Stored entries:
#####

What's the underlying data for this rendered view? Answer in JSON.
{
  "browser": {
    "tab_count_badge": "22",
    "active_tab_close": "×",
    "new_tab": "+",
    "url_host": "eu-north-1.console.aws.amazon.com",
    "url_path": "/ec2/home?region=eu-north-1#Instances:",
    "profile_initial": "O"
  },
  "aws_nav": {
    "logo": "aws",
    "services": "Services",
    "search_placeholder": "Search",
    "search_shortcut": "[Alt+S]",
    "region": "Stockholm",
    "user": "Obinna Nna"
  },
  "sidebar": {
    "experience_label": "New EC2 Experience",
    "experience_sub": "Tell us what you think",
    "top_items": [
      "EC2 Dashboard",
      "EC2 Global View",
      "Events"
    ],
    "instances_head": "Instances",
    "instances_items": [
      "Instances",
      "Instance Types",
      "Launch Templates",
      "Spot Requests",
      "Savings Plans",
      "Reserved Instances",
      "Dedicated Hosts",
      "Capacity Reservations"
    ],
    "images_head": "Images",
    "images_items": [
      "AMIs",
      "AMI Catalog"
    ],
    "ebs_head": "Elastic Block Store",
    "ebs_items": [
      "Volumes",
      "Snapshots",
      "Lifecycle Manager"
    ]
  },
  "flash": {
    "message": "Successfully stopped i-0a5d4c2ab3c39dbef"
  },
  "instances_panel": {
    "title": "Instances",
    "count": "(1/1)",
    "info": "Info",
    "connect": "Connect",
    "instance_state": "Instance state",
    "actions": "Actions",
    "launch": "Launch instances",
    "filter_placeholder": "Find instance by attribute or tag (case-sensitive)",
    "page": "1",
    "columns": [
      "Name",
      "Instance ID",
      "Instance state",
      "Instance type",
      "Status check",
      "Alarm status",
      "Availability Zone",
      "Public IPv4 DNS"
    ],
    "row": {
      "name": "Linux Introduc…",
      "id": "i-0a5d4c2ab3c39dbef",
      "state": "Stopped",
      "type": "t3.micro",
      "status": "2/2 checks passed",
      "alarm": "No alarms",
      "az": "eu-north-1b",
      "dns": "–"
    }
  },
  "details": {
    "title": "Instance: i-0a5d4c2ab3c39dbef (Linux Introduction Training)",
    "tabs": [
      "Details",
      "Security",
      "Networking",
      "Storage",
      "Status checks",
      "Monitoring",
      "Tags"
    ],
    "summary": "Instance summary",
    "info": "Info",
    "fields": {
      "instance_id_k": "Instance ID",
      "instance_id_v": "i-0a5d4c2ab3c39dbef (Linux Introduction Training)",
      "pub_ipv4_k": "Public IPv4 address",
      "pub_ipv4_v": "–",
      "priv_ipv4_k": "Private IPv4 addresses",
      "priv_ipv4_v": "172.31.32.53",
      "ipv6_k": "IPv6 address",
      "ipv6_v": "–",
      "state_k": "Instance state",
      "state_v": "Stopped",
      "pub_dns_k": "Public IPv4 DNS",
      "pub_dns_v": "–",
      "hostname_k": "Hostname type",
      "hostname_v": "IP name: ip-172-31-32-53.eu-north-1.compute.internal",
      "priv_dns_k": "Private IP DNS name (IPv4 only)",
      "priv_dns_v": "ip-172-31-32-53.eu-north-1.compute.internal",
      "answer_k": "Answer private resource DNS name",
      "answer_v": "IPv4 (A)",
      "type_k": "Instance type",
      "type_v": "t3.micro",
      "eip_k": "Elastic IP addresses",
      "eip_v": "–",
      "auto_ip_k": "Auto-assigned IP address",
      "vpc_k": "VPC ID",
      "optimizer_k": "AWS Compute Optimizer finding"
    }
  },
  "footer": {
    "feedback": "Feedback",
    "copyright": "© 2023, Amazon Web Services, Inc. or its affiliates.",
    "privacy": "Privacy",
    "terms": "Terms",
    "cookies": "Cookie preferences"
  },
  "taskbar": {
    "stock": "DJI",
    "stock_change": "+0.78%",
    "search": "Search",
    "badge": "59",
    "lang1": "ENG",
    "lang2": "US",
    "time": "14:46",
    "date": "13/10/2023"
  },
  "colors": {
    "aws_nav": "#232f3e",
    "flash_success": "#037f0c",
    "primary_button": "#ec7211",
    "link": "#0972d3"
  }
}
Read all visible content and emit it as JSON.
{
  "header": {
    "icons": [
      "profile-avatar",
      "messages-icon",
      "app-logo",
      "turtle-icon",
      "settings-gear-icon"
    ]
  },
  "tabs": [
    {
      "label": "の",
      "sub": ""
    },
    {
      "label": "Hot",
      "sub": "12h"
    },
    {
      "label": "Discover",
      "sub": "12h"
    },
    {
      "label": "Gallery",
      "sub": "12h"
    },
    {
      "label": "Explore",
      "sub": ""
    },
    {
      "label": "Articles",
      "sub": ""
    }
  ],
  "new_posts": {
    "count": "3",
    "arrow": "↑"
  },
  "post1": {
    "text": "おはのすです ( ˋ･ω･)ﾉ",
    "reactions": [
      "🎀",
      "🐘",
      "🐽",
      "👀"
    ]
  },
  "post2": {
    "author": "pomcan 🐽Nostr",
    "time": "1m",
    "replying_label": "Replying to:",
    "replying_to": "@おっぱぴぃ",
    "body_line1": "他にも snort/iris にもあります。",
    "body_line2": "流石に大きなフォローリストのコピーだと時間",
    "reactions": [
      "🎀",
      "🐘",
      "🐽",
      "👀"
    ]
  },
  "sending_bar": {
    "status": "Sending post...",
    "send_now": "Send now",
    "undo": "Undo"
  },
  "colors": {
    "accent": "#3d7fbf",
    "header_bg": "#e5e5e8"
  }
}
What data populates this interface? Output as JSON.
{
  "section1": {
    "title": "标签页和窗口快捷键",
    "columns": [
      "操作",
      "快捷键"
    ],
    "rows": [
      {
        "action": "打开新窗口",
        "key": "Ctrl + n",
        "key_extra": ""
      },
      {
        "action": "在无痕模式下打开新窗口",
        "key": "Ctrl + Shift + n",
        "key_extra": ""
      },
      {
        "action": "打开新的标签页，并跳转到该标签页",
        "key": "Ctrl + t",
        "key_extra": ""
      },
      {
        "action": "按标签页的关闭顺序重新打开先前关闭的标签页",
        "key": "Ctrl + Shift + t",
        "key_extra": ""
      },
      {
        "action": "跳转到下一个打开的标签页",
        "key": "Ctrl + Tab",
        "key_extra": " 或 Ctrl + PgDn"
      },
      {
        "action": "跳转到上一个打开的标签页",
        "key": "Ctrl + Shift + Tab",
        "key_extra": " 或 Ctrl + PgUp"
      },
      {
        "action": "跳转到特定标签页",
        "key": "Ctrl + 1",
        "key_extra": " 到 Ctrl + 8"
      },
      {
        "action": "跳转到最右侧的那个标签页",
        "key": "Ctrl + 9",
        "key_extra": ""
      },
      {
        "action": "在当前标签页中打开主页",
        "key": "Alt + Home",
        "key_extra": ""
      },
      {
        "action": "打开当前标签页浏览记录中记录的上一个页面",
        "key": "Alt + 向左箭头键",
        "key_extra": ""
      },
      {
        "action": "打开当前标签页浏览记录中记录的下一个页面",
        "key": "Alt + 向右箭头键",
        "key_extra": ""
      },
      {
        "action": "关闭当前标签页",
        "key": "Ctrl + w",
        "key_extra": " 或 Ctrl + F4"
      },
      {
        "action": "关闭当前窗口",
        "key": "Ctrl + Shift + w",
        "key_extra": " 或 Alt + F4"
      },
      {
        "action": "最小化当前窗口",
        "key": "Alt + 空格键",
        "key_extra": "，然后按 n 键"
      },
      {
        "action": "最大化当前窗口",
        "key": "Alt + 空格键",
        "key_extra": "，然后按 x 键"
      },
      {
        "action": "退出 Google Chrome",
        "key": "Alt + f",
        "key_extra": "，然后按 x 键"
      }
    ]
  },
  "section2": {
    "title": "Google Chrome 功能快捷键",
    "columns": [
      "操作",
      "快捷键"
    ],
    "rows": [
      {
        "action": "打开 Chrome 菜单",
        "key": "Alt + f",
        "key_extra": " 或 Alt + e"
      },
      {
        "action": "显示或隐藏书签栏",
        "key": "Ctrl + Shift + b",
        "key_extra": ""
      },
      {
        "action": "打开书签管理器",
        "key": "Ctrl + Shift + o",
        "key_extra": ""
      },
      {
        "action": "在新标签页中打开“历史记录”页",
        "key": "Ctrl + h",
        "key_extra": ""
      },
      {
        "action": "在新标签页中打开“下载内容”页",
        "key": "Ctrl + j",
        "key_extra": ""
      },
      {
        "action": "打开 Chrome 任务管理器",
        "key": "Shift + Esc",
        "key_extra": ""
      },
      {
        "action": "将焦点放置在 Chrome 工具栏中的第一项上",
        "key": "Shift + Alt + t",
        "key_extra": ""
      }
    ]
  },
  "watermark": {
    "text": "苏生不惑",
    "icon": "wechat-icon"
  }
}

#####

Look through the material above and work out how many of its lines contain "Elastic". State the number only.

2